- **Dataset content**
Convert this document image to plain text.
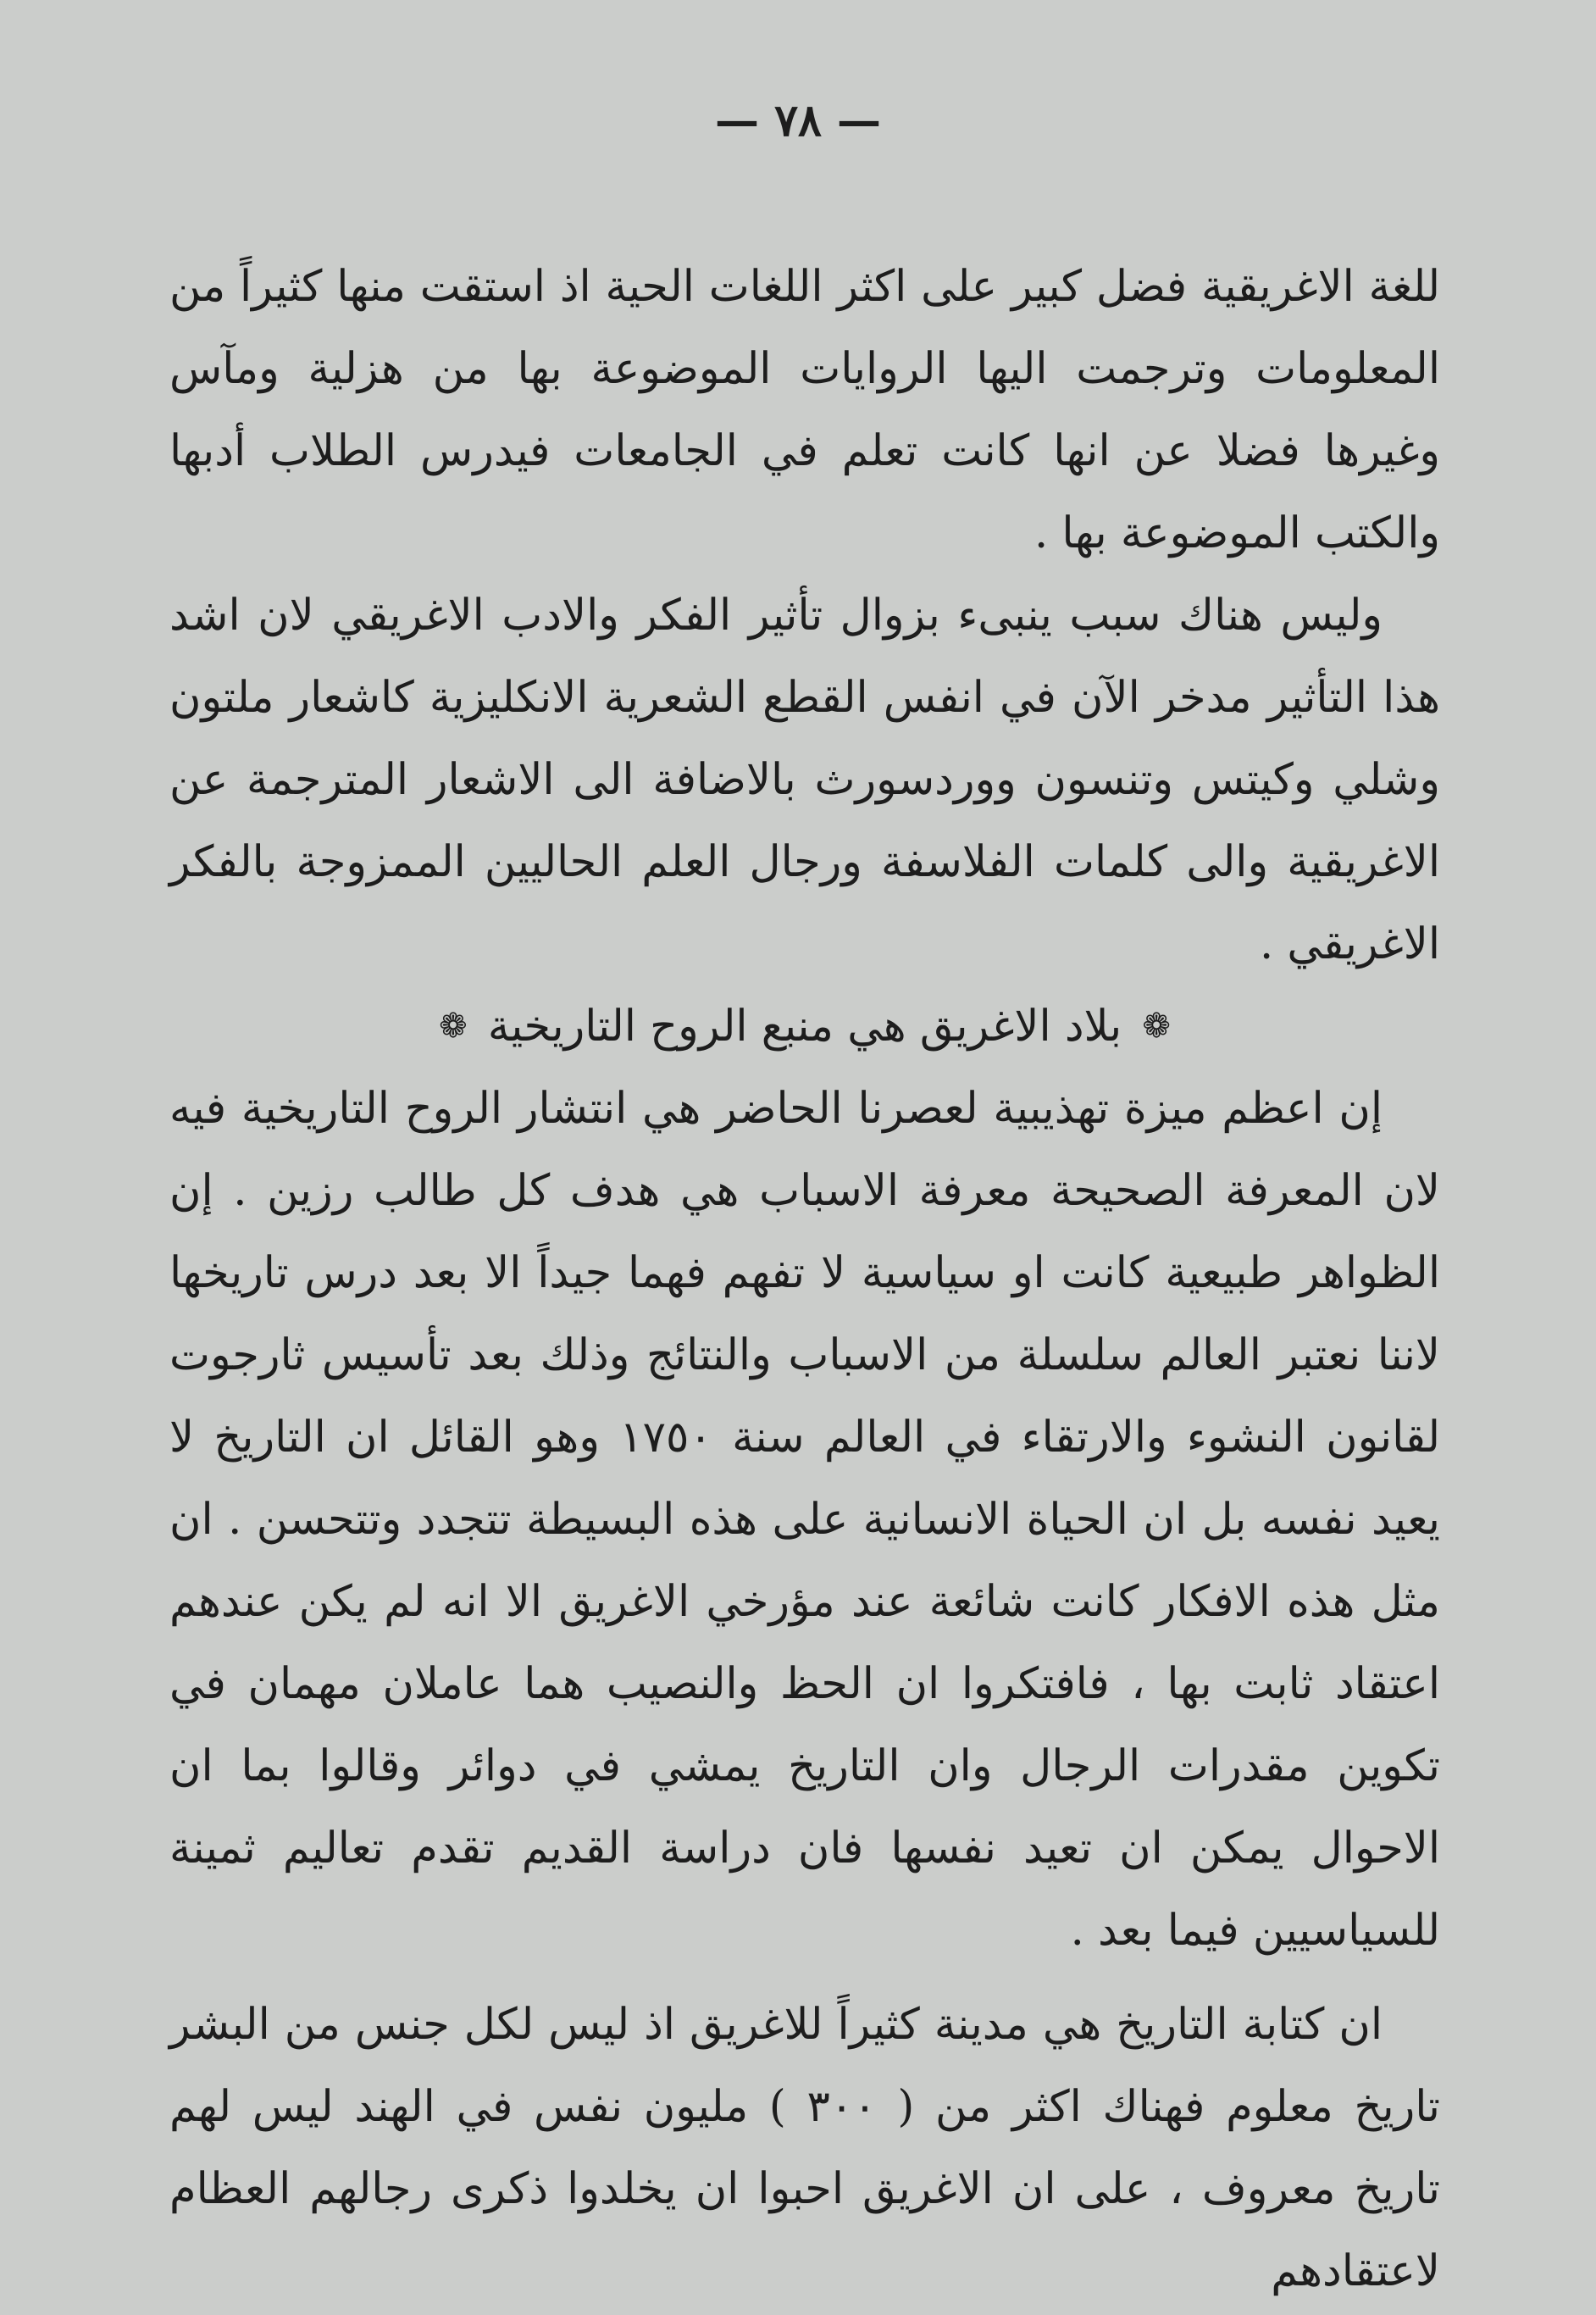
— ٧٨ —

للغة الاغريقية فضل كبير على اكثر اللغات الحية اذ استقت منها كثيراً من المعلومات وترجمت اليها الروايات الموضوعة بها من هزلية ومآس وغيرها فضلا عن انها كانت تعلم في الجامعات فيدرس الطلاب أدبها والكتب الموضوعة بها .

وليس هناك سبب ينبىء بزوال تأثير الفكر والادب الاغريقي لان اشد هذا التأثير مدخر الآن في انفس القطع الشعرية الانكليزية كاشعار ملتون وشلي وكيتس وتنسون ووردسورث بالاضافة الى الاشعار المترجمة عن الاغريقية والى كلمات الفلاسفة ورجال العلم الحاليين الممزوجة بالفكر الاغريقي .

❁ بلاد الاغريق هي منبع الروح التاريخية ❁

إن اعظم ميزة تهذيبية لعصرنا الحاضر هي انتشار الروح التاريخية فيه لان المعرفة الصحيحة معرفة الاسباب هي هدف كل طالب رزين . إن الظواهر طبيعية كانت او سياسية لا تفهم فهما جيداً الا بعد درس تاريخها لاننا نعتبر العالم سلسلة من الاسباب والنتائج وذلك بعد تأسيس ثارجوت لقانون النشوء والارتقاء في العالم سنة ١٧٥٠ وهو القائل ان التاريخ لا يعيد نفسه بل ان الحياة الانسانية على هذه البسيطة تتجدد وتتحسن . ان مثل هذه الافكار كانت شائعة عند مؤرخي الاغريق الا انه لم يكن عندهم اعتقاد ثابت بها ، فافتكروا ان الحظ والنصيب هما عاملان مهمان في تكوين مقدرات الرجال وان التاريخ يمشي في دوائر وقالوا بما ان الاحوال يمكن ان تعيد نفسها فان دراسة القديم تقدم تعاليم ثمينة للسياسيين فيما بعد .

ان كتابة التاريخ هي مدينة كثيراً للاغريق اذ ليس لكل جنس من البشر تاريخ معلوم فهناك اكثر من ( ٣٠٠ ) مليون نفس في الهند ليس لهم تاريخ معروف ، على ان الاغريق احبوا ان يخلدوا ذكرى رجالهم العظام لاعتقادهم
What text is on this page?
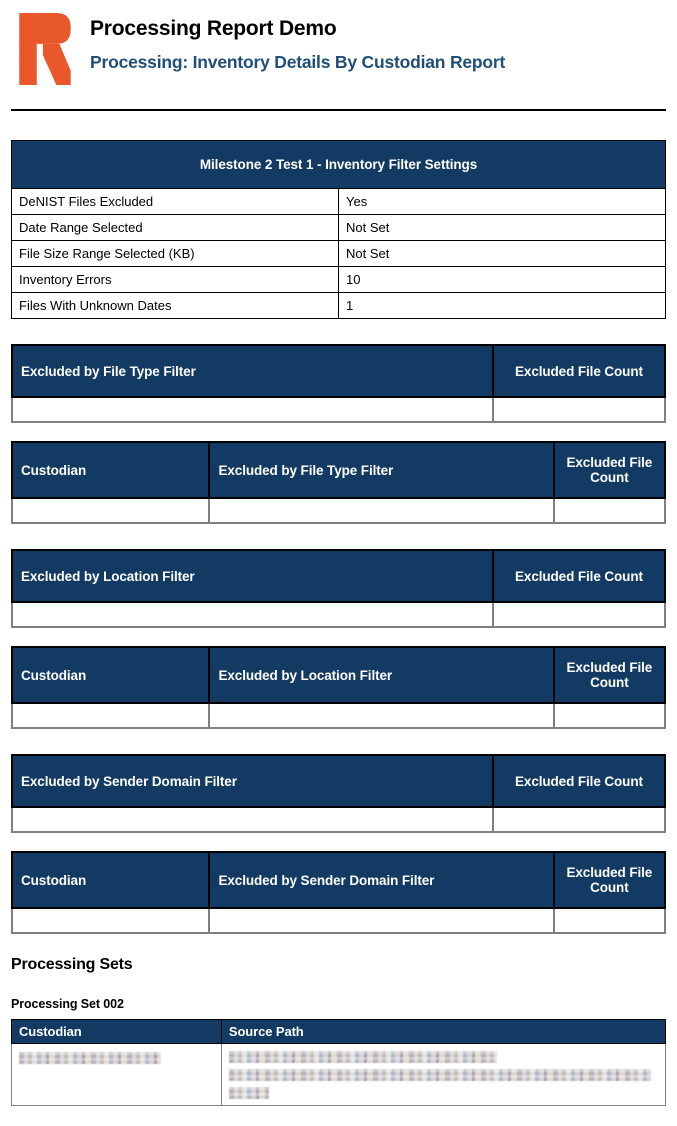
Processing Report Demo
Processing: Inventory Details By Custodian Report
Milestone 2 Test 1 - Inventory Filter Settings	
DeNIST Files Excluded	Yes
Date Range Selected	Not Set
File Size Range Selected (KB)	Not Set
Inventory Errors	10
Files With Unknown Dates	1
Excluded by File Type Filter	Excluded File Count

Custodian	Excluded by File Type Filter	Excluded File Count

Excluded by Location Filter	Excluded File Count

Custodian	Excluded by Location Filter	Excluded File Count

Excluded by Sender Domain Filter	Excluded File Count

Custodian	Excluded by Sender Domain Filter	Excluded File Count

Processing Sets
Processing Set 002
Custodian	Source Path
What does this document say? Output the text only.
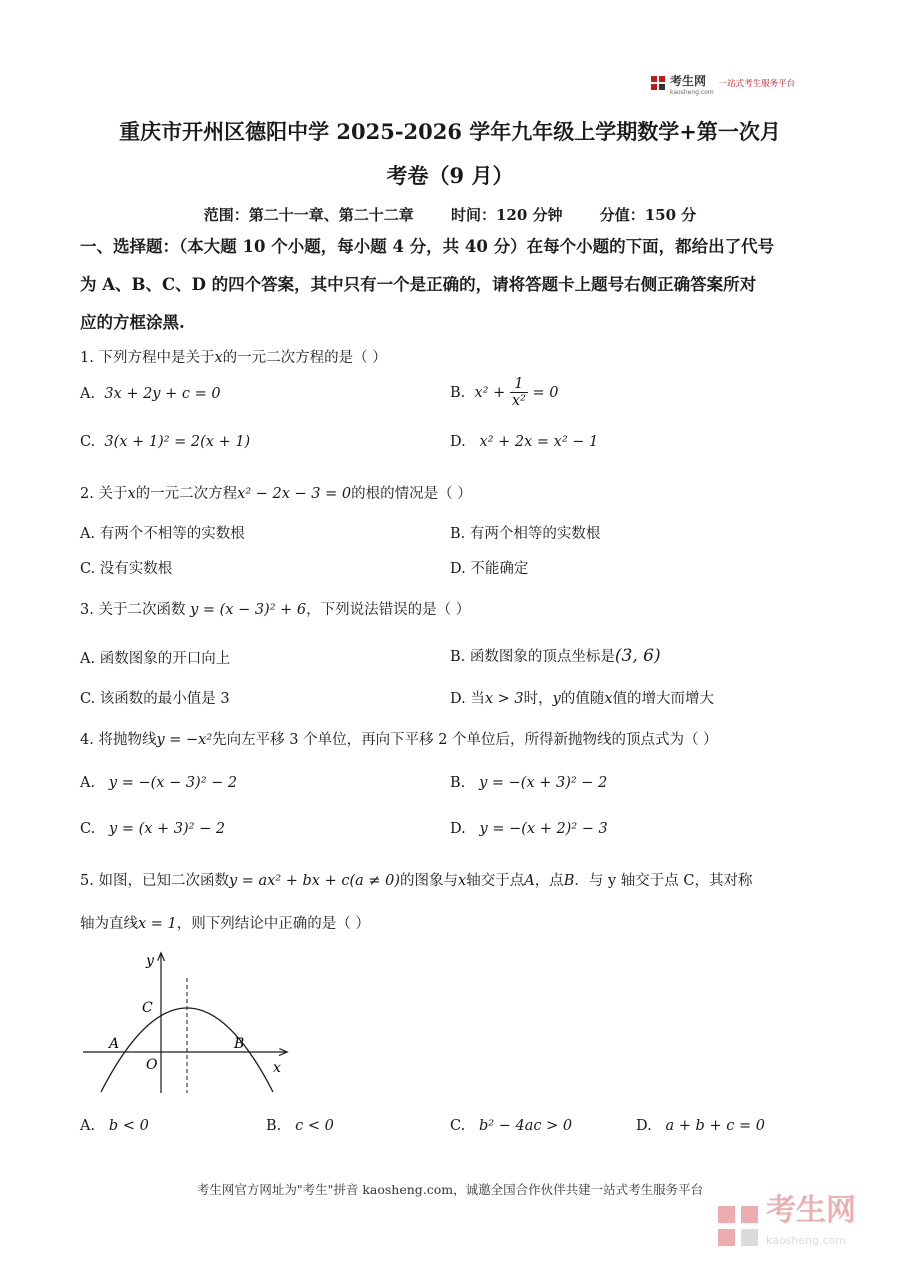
考生网
kaosheng.com
一站式考生服务平台
重庆市开州区德阳中学 2025-2026 学年九年级上学期数学+第一次月
考卷（9 月）
范围：第二十一章、第二十二章 时间：120 分钟 分值：150 分
一、选择题：（本大题 10 个小题，每小题 4 分，共 40 分）在每个小题的下面，都给出了代号
为 A、B、C、D 的四个答案，其中只有一个是正确的，请将答题卡上题号右侧正确答案所对
应的方框涂黑.
1. 下列方程中是关于x的一元二次方程的是（ ）
A. 3x + 2y + c = 0	B.
x² +
$\frac{1}{\text{x²}}$
= 0
C. 3(x + 1)² = 2(x + 1)	D. x² + 2x = x² − 1
2. 关于x的一元二次方程x² − 2x − 3 = 0的根的情况是（ ）
A. 有两个不相等的实数根	B. 有两个相等的实数根
C. 没有实数根	D. 不能确定
3. 关于二次函数 y = (x − 3)² + 6，下列说法错误的是（ ）
A. 函数图象的开口向上	B. 函数图象的顶点坐标是(3, 6)
C. 该函数的最小值是 3	D. 当x > 3时，y的值随x值的增大而增大
4. 将抛物线y = −x²先向左平移 3 个单位，再向下平移 2 个单位后，所得新抛物线的顶点式为（ ）
A. y = −(x − 3)² − 2	B. y = −(x + 3)² − 2
C. y = (x + 3)² − 2	D. y = −(x + 2)² − 3
5. 如图，已知二次函数y = ax² + bx + c(a ≠ 0)的图象与x轴交于点A，点B．与 y 轴交于点 C，其对称
轴为直线x = 1，则下列结论中正确的是（ ）
y
x
C
A	B
O
A. b < 0	B. c < 0	C. b² − 4ac > 0	D. a + b + c = 0
考生网官方网址为"考生"拼音 kaosheng.com，诚邀全国合作伙伴共建一站式考生服务平台
考生网
kaosheng.com
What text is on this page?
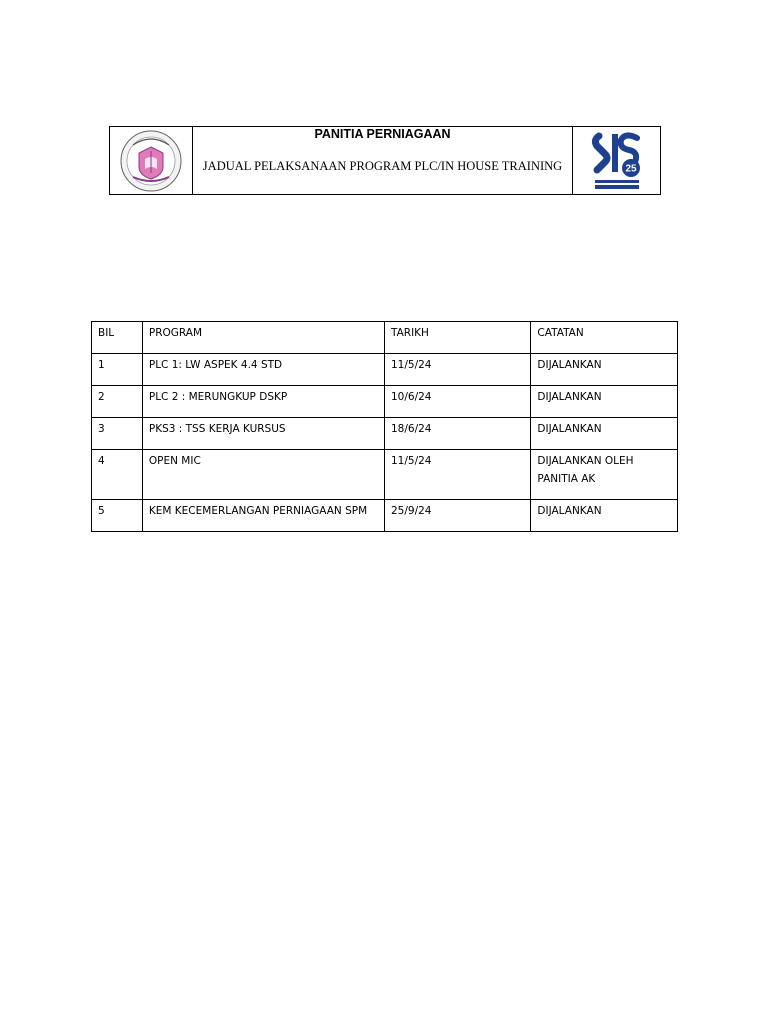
PANITIA PERNIAGAAN
JADUAL PELAKSANAAN PROGRAM PLC/IN HOUSE TRAINING	25
BIL	PROGRAM	TARIKH	CATATAN
1	PLC 1: LW ASPEK 4.4 STD	11/5/24	DIJALANKAN
2	PLC 2 : MERUNGKUP DSKP	10/6/24	DIJALANKAN
3	PKS3 : TSS KERJA KURSUS	18/6/24	DIJALANKAN
4	OPEN MIC	11/5/24	DIJALANKAN OLEH
PANITIA AK

5	KEM KECEMERLANGAN PERNIAGAAN SPM	25/9/24	DIJALANKAN
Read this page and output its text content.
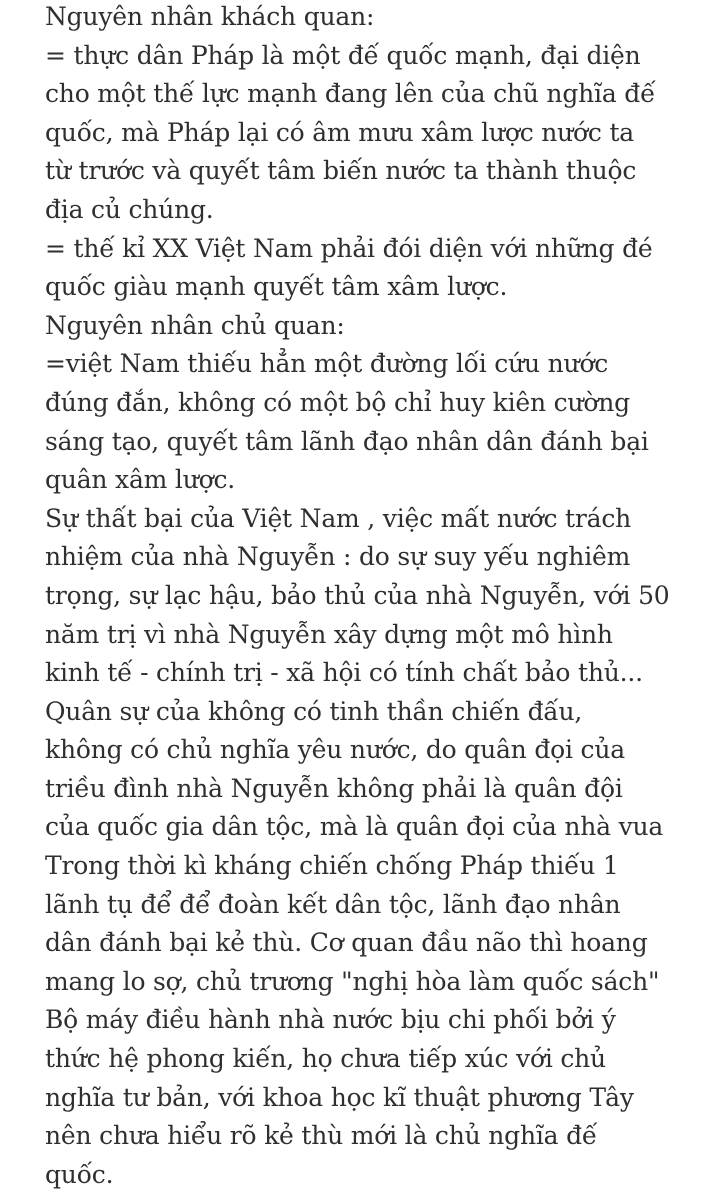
Nguyên nhân khách quan:
= thực dân Pháp là một đế quốc mạnh, đại diện
cho một thế lực mạnh đang lên của chũ nghĩa đế
quốc, mà Pháp lại có âm mưu xâm lược nước ta
từ trước và quyết tâm biến nước ta thành thuộc
địa củ chúng.
= thế kỉ XX Việt Nam phải đói diện với những đé
quốc giàu mạnh quyết tâm xâm lược.
Nguyên nhân chủ quan:
=việt Nam thiếu hẳn một đường lối cứu nước
đúng đắn, không có một bộ chỉ huy kiên cường
sáng tạo, quyết tâm lãnh đạo nhân dân đánh bại
quân xâm lược.
Sự thất bại của Việt Nam , việc mất nước trách
nhiệm của nhà Nguyễn : do sự suy yếu nghiêm
trọng, sự lạc hậu, bảo thủ của nhà Nguyễn, với 50
năm trị vì nhà Nguyễn xây dựng một mô hình
kinh tế - chính trị - xã hội có tính chất bảo thủ...
Quân sự của không có tinh thần chiến đấu,
không có chủ nghĩa yêu nước, do quân đọi của
triều đình nhà Nguyễn không phải là quân đội
của quốc gia dân tộc, mà là quân đọi của nhà vua
Trong thời kì kháng chiến chống Pháp thiếu 1
lãnh tụ để để đoàn kết dân tộc, lãnh đạo nhân
dân đánh bại kẻ thù. Cơ quan đầu não thì hoang
mang lo sợ, chủ trương "nghị hòa làm quốc sách"
Bộ máy điều hành nhà nước bịu chi phối bởi ý
thức hệ phong kiến, họ chưa tiếp xúc với chủ
nghĩa tư bản, với khoa học kĩ thuật phương Tây
nên chưa hiểu rõ kẻ thù mới là chủ nghĩa đế
quốc.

- **Given exercise**
From the records given above, copy all lines containing "Pháp".

- **Task result**
= thực dân Pháp là một đế quốc mạnh, đại diện
quốc, mà Pháp lại có âm mưu xâm lược nước ta
Trong thời kì kháng chiến chống Pháp thiếu 1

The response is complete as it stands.